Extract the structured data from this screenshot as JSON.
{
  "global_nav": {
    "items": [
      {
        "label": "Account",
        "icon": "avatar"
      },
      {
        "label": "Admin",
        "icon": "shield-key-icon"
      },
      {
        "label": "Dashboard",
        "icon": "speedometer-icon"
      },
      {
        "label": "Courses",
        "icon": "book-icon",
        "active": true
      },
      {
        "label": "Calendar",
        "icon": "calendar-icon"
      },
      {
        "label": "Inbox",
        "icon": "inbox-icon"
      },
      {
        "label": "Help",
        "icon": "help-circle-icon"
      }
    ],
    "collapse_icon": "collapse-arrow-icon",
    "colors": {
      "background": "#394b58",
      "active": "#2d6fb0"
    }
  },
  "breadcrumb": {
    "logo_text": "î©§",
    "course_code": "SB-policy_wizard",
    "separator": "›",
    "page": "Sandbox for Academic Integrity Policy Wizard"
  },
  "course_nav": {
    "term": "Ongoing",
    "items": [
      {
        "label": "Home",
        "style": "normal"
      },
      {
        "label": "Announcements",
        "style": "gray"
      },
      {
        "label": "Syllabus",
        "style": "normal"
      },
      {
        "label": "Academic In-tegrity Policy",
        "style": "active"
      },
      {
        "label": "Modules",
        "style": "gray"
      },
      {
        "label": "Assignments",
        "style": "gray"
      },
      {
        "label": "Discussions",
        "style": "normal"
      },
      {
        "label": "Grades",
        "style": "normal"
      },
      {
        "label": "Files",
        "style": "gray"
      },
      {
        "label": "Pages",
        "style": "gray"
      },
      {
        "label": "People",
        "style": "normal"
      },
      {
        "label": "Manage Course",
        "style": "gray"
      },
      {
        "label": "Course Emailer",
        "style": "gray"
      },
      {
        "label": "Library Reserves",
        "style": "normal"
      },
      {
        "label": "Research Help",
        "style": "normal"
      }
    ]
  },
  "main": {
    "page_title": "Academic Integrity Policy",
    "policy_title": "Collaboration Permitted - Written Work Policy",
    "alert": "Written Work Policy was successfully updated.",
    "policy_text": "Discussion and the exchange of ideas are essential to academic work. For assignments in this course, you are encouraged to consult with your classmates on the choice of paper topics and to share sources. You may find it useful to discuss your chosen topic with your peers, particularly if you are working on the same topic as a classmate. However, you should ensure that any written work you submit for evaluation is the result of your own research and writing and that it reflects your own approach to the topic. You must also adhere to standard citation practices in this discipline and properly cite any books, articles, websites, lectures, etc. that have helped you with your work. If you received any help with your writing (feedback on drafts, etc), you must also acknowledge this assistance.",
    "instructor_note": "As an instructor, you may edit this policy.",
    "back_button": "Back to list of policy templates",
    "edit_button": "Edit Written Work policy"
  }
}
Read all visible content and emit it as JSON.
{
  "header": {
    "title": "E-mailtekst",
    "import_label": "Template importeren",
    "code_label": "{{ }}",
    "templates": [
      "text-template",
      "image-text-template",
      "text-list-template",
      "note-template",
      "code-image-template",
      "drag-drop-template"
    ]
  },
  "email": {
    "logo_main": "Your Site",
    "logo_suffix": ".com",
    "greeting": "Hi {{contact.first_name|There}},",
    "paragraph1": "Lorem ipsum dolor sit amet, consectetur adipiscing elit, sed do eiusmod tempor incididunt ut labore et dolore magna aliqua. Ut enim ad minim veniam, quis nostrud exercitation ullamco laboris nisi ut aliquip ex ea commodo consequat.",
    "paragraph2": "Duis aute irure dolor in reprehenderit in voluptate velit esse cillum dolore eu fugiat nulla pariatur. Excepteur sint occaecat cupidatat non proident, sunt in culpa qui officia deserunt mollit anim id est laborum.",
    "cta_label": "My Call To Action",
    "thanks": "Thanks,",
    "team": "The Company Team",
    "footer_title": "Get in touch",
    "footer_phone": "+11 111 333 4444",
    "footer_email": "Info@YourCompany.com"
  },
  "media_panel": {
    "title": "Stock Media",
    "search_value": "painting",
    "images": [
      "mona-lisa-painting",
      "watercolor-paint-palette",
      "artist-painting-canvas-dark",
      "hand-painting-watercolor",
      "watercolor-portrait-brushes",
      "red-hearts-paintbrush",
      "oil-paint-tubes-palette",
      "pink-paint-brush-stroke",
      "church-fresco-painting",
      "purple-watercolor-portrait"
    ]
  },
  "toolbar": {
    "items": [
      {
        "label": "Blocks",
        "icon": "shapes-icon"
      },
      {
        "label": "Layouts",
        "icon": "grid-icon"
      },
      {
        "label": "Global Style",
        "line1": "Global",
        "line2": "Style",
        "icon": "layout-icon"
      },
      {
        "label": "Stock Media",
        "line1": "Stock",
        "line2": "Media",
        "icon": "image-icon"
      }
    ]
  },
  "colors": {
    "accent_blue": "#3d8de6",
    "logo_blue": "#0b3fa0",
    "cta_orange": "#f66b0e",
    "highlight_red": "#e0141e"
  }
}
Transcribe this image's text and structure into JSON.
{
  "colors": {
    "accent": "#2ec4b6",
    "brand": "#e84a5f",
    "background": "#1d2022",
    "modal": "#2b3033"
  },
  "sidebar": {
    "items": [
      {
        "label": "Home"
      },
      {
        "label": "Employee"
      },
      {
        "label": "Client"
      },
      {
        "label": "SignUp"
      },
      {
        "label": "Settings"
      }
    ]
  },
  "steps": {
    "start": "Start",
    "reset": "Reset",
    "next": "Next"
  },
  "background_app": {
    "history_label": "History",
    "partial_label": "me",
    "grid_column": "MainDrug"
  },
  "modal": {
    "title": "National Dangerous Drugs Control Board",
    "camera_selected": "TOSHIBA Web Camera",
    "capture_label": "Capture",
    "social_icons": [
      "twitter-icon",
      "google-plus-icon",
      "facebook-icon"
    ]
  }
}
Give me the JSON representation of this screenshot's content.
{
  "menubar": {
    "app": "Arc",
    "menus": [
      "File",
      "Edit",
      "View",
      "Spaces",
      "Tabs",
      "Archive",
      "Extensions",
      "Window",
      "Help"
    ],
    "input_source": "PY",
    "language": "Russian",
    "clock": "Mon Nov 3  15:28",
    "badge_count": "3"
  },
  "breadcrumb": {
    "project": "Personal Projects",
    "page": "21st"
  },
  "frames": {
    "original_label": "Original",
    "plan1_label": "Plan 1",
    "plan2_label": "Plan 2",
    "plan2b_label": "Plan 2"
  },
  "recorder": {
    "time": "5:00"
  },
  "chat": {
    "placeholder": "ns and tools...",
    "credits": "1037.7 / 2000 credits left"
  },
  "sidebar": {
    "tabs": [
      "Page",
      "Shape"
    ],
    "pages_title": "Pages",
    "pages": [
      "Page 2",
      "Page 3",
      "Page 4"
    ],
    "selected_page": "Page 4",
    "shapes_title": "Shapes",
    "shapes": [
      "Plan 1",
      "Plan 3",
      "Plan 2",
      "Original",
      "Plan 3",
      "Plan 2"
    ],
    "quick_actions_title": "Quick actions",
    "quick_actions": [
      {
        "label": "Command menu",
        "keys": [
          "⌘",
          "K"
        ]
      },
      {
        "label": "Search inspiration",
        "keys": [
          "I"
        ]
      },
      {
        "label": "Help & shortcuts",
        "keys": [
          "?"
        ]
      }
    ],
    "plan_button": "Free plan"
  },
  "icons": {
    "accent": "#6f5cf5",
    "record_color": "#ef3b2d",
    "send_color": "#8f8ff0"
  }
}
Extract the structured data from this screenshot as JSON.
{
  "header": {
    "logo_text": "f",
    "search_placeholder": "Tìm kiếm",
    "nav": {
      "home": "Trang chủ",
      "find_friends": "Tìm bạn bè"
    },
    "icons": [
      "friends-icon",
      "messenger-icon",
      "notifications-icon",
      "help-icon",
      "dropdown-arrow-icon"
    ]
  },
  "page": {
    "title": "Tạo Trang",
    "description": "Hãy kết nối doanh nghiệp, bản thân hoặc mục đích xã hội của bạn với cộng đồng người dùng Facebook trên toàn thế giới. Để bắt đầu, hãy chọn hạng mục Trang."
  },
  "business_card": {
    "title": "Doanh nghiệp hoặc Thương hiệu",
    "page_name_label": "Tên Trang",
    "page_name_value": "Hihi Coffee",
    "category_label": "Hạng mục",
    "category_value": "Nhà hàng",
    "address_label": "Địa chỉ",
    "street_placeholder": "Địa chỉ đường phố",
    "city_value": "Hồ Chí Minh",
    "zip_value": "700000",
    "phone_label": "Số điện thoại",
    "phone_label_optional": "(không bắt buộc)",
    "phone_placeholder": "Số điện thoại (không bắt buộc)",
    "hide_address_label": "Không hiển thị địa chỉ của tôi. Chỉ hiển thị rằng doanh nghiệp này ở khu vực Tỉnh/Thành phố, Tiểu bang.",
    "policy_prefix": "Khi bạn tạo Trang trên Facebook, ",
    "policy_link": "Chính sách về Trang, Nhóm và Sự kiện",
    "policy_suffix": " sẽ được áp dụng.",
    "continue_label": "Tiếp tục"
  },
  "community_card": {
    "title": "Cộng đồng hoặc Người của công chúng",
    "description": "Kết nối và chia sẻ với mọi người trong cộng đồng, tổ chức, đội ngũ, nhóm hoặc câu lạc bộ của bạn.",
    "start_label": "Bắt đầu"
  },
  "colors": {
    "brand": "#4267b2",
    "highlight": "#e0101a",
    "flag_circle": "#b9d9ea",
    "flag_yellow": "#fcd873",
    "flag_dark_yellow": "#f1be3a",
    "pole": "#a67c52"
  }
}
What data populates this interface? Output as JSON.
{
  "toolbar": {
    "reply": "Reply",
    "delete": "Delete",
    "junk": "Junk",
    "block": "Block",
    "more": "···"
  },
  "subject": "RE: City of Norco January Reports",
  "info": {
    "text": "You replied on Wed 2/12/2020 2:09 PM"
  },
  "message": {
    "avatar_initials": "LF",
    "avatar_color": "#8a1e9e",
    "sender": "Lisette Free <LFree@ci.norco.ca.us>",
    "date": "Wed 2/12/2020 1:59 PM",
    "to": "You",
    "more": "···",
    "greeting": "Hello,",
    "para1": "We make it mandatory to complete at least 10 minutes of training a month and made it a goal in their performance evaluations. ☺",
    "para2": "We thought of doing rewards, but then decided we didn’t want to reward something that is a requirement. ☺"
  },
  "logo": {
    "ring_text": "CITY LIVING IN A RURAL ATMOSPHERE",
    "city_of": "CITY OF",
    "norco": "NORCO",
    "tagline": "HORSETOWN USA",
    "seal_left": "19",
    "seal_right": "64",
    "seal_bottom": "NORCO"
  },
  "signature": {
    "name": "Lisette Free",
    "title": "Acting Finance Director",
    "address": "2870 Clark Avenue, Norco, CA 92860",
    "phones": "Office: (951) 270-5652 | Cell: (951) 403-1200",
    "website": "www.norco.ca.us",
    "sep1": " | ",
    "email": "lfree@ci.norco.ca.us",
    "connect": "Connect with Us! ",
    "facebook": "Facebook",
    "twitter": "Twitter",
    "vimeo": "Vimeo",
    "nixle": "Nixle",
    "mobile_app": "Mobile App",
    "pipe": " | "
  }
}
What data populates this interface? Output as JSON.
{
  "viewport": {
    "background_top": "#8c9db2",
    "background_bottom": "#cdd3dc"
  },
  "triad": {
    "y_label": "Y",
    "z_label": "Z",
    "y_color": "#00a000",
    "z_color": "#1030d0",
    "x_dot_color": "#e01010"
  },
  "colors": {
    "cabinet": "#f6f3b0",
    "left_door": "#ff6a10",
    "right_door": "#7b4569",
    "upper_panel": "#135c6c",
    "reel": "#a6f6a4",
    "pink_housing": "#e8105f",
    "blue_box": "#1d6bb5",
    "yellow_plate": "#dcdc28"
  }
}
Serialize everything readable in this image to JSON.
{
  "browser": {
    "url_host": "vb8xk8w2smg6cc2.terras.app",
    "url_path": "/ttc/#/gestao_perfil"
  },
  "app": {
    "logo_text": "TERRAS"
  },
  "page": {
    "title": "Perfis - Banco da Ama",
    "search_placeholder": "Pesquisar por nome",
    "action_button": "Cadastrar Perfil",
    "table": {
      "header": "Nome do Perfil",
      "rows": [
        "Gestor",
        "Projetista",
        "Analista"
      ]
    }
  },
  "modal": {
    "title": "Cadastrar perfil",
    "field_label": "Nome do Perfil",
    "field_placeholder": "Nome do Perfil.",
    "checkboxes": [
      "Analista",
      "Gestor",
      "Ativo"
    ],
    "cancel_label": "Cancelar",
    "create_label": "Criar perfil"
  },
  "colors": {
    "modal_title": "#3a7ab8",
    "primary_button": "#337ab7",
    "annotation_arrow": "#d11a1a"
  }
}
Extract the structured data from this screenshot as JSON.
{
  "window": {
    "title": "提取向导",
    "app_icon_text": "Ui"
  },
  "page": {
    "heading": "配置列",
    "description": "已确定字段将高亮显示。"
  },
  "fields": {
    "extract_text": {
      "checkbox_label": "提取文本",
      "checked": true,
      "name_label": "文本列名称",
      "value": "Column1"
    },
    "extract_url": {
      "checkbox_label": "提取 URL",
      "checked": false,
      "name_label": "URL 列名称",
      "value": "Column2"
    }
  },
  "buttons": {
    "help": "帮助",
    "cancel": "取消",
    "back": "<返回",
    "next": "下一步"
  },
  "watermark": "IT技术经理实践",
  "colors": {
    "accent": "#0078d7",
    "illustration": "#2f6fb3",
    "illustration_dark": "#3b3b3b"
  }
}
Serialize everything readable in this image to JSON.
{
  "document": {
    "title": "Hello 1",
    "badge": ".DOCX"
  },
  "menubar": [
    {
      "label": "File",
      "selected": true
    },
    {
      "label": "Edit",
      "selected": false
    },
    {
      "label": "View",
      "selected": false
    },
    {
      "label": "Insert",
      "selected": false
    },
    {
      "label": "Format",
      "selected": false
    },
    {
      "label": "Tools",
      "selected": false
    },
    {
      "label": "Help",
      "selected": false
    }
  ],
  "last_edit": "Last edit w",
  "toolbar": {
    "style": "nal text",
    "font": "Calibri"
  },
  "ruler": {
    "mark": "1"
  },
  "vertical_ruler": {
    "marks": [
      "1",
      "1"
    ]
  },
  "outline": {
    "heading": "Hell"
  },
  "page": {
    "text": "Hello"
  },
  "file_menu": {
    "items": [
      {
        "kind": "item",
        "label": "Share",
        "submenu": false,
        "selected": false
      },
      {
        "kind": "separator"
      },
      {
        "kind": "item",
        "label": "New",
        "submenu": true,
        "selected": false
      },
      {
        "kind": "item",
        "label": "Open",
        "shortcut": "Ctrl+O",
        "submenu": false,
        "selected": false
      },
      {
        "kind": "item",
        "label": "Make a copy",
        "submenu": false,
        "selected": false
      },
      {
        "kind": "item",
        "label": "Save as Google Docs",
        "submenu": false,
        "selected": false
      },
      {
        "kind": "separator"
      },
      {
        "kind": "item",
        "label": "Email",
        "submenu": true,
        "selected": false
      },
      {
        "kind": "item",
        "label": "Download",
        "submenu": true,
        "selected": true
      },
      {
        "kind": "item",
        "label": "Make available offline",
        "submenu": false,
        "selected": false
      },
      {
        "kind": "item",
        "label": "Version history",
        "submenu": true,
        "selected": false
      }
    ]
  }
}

Task objective
Filter the data, keeping only the lines that contain "điện".

Written solution
    "phone_label": "Số điện thoại",
    "phone_placeholder": "Số điện thoại (không bắt buộc)",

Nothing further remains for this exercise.